> [DIRECTIVE] Check each line of the entries below for the string "standard"; copy every line where it appears.

***

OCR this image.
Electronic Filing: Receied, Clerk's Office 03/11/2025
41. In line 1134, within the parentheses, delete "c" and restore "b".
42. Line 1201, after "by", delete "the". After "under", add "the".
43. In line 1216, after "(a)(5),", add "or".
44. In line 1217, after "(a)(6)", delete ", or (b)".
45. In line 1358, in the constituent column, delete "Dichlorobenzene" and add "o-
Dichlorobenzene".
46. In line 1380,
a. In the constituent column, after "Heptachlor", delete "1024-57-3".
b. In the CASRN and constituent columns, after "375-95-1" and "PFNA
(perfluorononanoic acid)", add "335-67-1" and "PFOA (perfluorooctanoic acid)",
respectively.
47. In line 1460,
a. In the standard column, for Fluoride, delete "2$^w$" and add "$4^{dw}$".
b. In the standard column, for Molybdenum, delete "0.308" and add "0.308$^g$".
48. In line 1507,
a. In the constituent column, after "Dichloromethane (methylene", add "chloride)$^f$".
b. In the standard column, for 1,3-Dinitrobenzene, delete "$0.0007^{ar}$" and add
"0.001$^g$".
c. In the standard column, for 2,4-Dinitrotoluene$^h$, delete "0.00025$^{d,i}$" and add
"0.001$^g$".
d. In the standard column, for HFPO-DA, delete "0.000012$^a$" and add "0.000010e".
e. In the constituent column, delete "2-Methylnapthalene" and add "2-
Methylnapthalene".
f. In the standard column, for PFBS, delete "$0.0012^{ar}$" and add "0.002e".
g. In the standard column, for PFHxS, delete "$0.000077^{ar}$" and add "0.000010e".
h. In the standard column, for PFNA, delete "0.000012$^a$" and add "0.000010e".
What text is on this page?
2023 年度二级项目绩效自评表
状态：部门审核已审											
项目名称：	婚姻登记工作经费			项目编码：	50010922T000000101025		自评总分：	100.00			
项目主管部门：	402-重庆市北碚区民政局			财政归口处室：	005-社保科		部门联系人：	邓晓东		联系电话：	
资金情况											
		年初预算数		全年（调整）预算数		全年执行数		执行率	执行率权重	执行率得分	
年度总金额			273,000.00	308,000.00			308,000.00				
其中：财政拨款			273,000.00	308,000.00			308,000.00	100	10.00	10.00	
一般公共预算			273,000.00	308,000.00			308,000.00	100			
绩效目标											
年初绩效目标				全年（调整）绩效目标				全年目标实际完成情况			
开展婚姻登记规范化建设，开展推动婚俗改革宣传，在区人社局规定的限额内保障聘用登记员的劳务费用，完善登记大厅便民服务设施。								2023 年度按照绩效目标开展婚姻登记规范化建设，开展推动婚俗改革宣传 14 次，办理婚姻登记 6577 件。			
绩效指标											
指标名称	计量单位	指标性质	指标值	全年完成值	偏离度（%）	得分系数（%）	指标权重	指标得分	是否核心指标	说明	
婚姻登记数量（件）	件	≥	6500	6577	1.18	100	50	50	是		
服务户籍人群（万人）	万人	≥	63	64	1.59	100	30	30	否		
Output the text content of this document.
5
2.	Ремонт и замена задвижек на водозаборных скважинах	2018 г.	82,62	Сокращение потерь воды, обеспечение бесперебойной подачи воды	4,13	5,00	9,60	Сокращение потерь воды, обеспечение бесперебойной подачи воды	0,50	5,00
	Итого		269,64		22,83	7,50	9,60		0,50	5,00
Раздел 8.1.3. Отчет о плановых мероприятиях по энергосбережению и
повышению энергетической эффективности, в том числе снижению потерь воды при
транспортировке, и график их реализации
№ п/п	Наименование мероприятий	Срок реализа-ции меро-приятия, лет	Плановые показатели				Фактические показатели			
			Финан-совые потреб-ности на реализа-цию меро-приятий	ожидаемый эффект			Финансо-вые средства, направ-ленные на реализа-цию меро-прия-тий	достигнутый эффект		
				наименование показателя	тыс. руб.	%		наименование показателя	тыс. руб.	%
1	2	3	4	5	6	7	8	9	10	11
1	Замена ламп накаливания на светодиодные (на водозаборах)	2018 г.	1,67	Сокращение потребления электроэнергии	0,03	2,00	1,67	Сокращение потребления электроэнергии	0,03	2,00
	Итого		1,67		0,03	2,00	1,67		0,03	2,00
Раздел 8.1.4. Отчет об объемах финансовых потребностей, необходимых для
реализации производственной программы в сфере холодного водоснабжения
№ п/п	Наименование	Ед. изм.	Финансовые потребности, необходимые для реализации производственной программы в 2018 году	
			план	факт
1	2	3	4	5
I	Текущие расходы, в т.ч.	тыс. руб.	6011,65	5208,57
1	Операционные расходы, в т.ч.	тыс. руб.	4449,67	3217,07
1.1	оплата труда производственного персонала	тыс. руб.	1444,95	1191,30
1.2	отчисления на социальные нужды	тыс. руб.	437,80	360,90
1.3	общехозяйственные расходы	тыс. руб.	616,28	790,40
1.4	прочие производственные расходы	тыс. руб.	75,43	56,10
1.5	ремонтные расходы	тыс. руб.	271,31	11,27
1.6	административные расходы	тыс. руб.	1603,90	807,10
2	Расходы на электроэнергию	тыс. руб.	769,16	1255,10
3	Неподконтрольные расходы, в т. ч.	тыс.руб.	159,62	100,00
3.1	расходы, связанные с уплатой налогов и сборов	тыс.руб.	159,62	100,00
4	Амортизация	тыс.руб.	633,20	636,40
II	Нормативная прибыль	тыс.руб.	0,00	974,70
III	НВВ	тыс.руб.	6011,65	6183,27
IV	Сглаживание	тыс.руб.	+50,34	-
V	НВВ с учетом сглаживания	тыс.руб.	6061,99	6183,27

***

> [THE ANSWER]
a. In the standard column, for Fluoride, delete "2$^w$" and add "$4^{dw}$".
b. In the standard column, for Molybdenum, delete "0.308" and add "0.308$^g$".
b. In the standard column, for 1,3-Dinitrobenzene, delete "$0.0007^{ar}$" and add
c. In the standard column, for 2,4-Dinitrotoluene$^h$, delete "0.00025$^{d,i}$" and add
d. In the standard column, for HFPO-DA, delete "0.000012$^a$" and add "0.000010e".
f. In the standard column, for PFBS, delete "$0.0012^{ar}$" and add "0.002e".
g. In the standard column, for PFHxS, delete "$0.000077^{ar}$" and add "0.000010e".
h. In the standard column, for PFNA, delete "0.000012$^a$" and add "0.000010e".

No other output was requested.